*Exercise data*.
⟨

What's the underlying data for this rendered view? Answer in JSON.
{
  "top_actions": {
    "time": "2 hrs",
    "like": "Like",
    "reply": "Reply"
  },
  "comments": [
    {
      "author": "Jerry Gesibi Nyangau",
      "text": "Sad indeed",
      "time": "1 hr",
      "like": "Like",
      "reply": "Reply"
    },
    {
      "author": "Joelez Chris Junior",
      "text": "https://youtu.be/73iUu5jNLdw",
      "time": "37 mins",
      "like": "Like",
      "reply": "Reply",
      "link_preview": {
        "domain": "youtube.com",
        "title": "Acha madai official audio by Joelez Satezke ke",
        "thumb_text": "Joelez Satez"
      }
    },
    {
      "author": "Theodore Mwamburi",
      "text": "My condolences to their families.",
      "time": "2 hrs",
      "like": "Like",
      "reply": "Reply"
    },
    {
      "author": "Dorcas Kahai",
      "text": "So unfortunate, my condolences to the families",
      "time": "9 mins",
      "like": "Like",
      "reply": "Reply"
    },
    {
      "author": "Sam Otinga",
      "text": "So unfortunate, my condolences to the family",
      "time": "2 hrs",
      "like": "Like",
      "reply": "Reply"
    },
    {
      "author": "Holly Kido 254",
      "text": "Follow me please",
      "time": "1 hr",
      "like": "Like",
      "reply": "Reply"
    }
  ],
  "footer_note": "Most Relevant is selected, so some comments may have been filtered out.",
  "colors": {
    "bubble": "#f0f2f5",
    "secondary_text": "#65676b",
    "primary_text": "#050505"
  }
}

⟩

*Given exercise*.
Write out every line of the records exactly.

*Solution for this task*.
What's the underlying data for this rendered view? Answer in JSON.
{
  "top_actions": {
    "time": "2 hrs",
    "like": "Like",
    "reply": "Reply"
  },
  "comments": [
    {
      "author": "Jerry Gesibi Nyangau",
      "text": "Sad indeed",
      "time": "1 hr",
      "like": "Like",
      "reply": "Reply"
    },
    {
      "author": "Joelez Chris Junior",
      "text": "https://youtu.be/73iUu5jNLdw",
      "time": "37 mins",
      "like": "Like",
      "reply": "Reply",
      "link_preview": {
        "domain": "youtube.com",
        "title": "Acha madai official audio by Joelez Satezke ke",
        "thumb_text": "Joelez Satez"
      }
    },
    {
      "author": "Theodore Mwamburi",
      "text": "My condolences to their families.",
      "time": "2 hrs",
      "like": "Like",
      "reply": "Reply"
    },
    {
      "author": "Dorcas Kahai",
      "text": "So unfortunate, my condolences to the families",
      "time": "9 mins",
      "like": "Like",
      "reply": "Reply"
    },
    {
      "author": "Sam Otinga",
      "text": "So unfortunate, my condolences to the family",
      "time": "2 hrs",
      "like": "Like",
      "reply": "Reply"
    },
    {
      "author": "Holly Kido 254",
      "text": "Follow me please",
      "time": "1 hr",
      "like": "Like",
      "reply": "Reply"
    }
  ],
  "footer_note": "Most Relevant is selected, so some comments may have been filtered out.",
  "colors": {
    "bubble": "#f0f2f5",
    "secondary_text": "#65676b",
    "primary_text": "#050505"
  }
}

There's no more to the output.